▶

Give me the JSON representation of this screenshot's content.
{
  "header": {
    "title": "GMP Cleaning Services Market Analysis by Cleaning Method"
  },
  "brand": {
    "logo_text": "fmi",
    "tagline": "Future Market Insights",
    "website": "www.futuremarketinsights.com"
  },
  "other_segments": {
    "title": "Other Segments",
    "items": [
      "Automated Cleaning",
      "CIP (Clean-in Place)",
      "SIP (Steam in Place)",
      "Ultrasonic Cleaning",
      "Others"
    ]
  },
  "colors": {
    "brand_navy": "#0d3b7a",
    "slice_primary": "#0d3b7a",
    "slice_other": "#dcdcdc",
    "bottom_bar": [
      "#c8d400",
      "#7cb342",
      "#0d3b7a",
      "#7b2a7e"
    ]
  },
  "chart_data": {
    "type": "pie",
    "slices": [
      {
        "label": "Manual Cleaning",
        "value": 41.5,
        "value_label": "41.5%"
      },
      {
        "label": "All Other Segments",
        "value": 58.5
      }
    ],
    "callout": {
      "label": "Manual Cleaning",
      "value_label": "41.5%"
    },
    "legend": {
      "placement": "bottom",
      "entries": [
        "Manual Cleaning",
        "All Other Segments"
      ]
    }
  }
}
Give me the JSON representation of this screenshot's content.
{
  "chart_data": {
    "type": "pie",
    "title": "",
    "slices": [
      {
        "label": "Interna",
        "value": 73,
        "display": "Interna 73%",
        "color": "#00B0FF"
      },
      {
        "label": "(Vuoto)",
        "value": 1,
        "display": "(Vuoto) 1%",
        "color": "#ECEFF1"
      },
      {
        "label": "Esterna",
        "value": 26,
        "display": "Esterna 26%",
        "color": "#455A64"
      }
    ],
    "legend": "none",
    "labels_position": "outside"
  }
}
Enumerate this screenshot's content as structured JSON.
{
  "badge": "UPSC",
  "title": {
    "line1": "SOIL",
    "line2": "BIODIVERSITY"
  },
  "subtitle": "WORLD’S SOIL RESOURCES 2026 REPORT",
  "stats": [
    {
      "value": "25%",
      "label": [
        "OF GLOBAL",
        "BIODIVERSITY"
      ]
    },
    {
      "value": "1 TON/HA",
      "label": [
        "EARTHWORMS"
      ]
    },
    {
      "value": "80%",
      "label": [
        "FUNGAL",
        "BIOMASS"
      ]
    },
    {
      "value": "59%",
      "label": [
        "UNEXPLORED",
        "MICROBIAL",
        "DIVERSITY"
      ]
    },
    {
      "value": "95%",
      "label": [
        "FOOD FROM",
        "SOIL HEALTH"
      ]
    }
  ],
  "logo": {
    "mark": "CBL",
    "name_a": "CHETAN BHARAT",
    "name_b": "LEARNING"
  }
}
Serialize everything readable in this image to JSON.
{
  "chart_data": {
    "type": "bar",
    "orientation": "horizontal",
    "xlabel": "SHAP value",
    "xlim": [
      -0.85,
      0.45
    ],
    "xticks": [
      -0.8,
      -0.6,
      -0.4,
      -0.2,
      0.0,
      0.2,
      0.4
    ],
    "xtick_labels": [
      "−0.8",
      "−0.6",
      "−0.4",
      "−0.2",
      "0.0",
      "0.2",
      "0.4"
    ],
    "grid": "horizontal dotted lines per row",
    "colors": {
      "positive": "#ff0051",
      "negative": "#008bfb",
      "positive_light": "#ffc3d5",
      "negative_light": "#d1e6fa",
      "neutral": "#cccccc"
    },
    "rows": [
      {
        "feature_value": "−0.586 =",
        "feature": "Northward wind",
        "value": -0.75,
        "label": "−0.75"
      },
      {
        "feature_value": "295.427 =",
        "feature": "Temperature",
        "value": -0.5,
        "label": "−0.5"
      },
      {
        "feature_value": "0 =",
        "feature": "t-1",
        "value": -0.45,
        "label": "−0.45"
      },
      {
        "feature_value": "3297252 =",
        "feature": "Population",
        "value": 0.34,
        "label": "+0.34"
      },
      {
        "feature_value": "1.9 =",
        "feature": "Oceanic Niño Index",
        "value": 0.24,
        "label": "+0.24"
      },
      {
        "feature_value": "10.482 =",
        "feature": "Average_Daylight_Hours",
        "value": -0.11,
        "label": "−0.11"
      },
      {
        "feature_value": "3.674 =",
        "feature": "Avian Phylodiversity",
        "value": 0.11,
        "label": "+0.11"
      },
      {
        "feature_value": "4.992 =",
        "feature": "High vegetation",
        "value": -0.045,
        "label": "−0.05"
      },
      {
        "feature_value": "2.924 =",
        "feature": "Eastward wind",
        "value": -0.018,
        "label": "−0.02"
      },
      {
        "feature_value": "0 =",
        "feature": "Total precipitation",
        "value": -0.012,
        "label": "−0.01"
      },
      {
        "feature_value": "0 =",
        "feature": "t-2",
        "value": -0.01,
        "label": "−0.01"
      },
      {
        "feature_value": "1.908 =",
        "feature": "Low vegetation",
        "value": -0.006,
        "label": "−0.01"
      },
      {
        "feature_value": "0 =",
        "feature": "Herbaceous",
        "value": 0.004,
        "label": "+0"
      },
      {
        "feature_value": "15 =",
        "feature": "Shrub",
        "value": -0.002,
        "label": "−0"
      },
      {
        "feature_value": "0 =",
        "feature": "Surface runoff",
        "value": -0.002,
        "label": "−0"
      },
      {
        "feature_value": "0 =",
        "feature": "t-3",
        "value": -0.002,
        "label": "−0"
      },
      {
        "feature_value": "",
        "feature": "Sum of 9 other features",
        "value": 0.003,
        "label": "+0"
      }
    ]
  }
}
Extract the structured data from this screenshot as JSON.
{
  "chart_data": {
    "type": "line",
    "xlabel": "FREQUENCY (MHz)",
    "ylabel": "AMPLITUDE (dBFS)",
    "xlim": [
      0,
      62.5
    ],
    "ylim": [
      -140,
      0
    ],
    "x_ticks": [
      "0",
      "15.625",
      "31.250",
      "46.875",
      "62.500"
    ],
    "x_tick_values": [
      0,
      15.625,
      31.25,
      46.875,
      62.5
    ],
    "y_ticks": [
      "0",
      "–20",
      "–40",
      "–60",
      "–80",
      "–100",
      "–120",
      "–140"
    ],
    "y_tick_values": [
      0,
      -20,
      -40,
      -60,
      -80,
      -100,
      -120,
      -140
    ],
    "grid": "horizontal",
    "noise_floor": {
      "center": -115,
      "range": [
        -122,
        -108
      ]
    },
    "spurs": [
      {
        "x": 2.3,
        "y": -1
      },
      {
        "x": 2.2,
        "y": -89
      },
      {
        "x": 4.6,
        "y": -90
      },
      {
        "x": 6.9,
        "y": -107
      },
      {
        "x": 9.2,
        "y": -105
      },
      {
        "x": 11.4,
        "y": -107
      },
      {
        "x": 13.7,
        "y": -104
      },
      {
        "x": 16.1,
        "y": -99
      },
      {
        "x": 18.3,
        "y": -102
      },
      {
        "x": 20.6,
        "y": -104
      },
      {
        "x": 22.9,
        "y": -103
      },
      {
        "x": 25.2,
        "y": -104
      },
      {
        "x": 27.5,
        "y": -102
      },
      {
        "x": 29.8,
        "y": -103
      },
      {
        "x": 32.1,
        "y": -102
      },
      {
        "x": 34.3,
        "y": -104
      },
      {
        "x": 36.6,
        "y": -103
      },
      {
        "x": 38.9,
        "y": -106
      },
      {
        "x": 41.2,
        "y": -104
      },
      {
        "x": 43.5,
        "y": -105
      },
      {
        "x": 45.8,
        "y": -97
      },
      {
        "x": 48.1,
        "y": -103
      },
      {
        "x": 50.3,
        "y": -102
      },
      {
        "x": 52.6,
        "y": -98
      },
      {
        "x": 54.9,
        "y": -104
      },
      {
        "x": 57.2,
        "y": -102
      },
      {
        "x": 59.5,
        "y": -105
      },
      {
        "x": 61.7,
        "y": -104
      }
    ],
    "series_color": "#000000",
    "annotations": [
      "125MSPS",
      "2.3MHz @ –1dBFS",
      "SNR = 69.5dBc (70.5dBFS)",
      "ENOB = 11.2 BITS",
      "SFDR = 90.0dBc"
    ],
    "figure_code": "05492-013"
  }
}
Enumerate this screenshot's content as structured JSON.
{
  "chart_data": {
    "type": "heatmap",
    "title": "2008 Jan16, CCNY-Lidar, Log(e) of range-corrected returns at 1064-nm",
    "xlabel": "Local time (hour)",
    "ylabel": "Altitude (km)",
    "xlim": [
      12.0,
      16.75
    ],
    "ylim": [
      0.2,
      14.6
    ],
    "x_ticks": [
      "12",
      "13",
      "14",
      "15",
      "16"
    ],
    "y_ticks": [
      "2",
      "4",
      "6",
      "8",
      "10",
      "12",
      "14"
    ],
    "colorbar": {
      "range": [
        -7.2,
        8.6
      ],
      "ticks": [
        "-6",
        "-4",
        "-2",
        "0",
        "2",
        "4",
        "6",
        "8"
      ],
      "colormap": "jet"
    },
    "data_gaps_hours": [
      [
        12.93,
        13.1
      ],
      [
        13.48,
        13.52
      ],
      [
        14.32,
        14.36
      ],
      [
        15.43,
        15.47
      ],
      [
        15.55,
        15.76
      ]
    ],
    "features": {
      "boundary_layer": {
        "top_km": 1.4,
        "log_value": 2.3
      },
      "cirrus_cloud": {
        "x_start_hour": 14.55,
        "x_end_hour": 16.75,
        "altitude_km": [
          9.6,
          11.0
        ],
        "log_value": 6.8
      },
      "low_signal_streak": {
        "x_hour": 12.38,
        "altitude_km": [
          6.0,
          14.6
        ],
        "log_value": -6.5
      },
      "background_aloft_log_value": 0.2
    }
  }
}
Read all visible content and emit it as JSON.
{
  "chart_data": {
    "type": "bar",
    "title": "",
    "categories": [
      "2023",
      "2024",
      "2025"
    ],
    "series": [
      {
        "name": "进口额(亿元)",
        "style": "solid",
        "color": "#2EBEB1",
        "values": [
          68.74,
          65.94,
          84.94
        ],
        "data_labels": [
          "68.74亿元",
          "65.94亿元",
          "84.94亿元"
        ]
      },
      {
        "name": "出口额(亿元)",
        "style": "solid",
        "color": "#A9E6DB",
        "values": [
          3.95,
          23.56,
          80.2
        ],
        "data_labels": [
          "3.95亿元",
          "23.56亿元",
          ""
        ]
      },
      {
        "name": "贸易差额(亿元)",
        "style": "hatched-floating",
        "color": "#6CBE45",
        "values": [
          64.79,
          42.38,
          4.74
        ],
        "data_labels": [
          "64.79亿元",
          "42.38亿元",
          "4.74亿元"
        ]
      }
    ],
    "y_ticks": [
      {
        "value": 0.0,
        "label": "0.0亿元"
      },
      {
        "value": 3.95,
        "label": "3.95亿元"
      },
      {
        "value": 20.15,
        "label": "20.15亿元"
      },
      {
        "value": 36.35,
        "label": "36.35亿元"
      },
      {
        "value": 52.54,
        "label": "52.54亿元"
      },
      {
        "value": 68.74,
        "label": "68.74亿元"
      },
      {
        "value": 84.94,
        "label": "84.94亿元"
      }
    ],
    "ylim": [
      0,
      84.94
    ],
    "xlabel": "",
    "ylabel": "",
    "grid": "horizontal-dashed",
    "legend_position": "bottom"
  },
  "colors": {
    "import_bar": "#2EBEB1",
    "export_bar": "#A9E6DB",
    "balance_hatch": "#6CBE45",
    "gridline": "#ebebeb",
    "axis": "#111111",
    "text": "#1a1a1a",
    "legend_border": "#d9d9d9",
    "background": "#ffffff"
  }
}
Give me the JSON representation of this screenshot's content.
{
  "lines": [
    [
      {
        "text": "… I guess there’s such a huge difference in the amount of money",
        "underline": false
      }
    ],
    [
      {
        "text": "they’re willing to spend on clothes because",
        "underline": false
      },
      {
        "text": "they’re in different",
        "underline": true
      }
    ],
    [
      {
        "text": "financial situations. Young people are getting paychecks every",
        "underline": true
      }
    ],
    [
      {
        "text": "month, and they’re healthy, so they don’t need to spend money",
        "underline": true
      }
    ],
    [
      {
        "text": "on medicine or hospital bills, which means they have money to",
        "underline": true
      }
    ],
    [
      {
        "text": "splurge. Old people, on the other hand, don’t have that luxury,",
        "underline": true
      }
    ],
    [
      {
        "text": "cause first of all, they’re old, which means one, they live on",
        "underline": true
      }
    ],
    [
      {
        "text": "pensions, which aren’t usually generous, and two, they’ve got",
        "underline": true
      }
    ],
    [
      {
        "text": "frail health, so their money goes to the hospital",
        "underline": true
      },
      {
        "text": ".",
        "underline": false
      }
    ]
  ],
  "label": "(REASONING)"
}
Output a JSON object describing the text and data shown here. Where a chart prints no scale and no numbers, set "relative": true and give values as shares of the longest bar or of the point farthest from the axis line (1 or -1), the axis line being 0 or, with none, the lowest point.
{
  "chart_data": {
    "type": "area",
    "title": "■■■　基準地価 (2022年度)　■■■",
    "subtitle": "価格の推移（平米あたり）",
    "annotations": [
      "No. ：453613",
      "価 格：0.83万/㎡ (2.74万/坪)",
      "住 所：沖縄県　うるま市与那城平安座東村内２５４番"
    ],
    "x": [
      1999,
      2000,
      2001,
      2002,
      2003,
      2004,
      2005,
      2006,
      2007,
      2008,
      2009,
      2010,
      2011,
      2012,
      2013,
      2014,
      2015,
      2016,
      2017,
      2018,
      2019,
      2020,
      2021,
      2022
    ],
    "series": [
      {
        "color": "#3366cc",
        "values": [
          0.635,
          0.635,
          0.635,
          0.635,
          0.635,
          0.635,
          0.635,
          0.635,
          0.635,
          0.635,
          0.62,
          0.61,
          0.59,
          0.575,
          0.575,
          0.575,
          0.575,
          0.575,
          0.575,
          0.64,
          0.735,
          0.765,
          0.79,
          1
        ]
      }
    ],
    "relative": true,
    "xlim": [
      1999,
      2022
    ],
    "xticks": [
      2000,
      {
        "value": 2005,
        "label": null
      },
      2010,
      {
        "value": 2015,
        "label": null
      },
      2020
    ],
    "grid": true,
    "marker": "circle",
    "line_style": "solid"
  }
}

◀

> **WORK INSTRUCTIONS**:
Look through the material and copy each line that has "Manual".

> **EXERCISE RESPONSE**:
        "label": "Manual Cleaning",
      "label": "Manual Cleaning",
        "Manual Cleaning",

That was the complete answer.